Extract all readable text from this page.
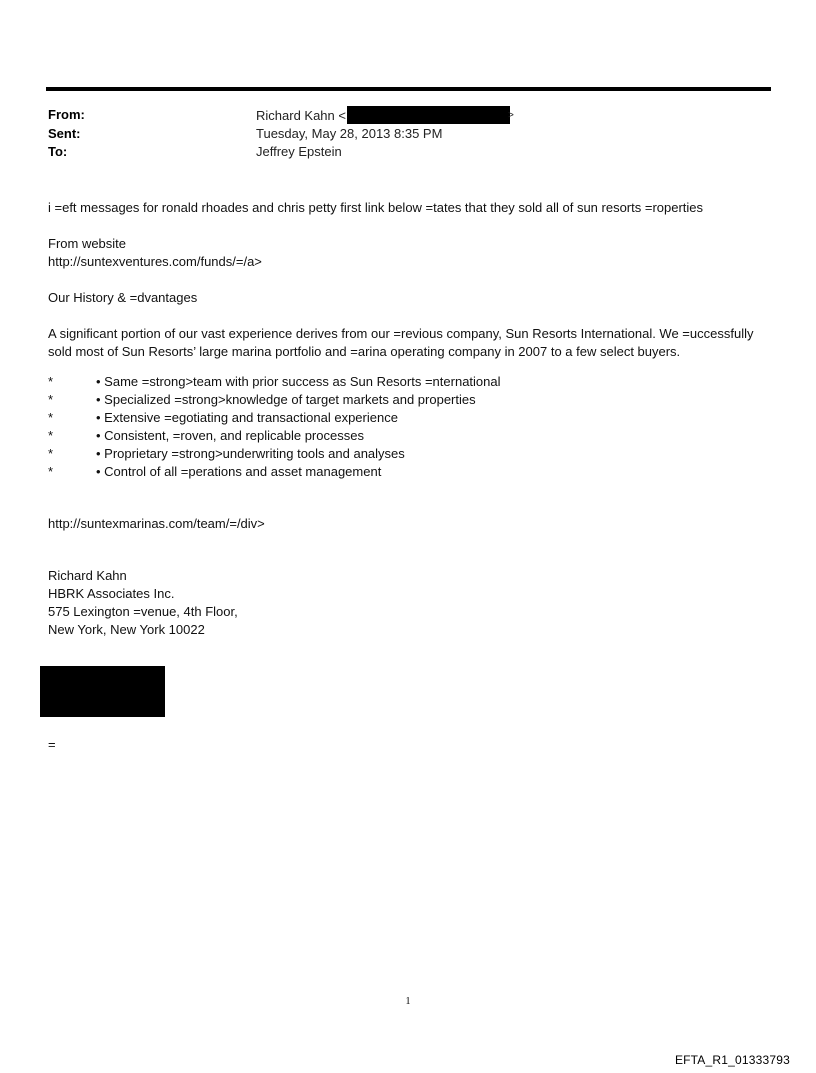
From:	Richard Kahn <	>
Sent:	Tuesday, May 28, 2013 8:35 PM
To:	Jeffrey Epstein

i =eft messages for ronald rhoades and chris petty first link below =tates that they sold all of sun resorts =roperties

From website

http://suntexventures.com/funds/=/a>

Our History & =dvantages

A significant portion of our vast experience derives from our =revious company, Sun Resorts International. We =uccessfully sold most of Sun Resorts’ large marina portfolio and =arina operating company in 2007 to a few select buyers.

*	• Same =strong>team with prior success as Sun Resorts =nternational
*	• Specialized =strong>knowledge of target markets and properties
*	• Extensive =egotiating and transactional experience
*	• Consistent, =roven, and replicable processes
*	• Proprietary =strong>underwriting tools and analyses
*	• Control of all =perations and asset management

http://suntexmarinas.com/team/=/div>

Richard Kahn

HBRK Associates Inc.

575 Lexington =venue, 4th Floor,

New York, New York 10022

=
1
EFTA_R1_01333793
- - - - -
### INSTRUCTIONS TO FOLLOW:
Make an exact copy of the whole listing, but don't bring over any pictures.

### REPLY:
Extract all readable text from this page.
From:	Richard Kahn <	>
Sent:	Tuesday, May 28, 2013 8:35 PM
To:	Jeffrey Epstein

i =eft messages for ronald rhoades and chris petty first link below =tates that they sold all of sun resorts =roperties

From website

http://suntexventures.com/funds/=/a>

Our History & =dvantages

A significant portion of our vast experience derives from our =revious company, Sun Resorts International. We =uccessfully sold most of Sun Resorts’ large marina portfolio and =arina operating company in 2007 to a few select buyers.

*	• Same =strong>team with prior success as Sun Resorts =nternational
*	• Specialized =strong>knowledge of target markets and properties
*	• Extensive =egotiating and transactional experience
*	• Consistent, =roven, and replicable processes
*	• Proprietary =strong>underwriting tools and analyses
*	• Control of all =perations and asset management

http://suntexmarinas.com/team/=/div>

Richard Kahn

HBRK Associates Inc.

575 Lexington =venue, 4th Floor,

New York, New York 10022

=
1
EFTA_R1_01333793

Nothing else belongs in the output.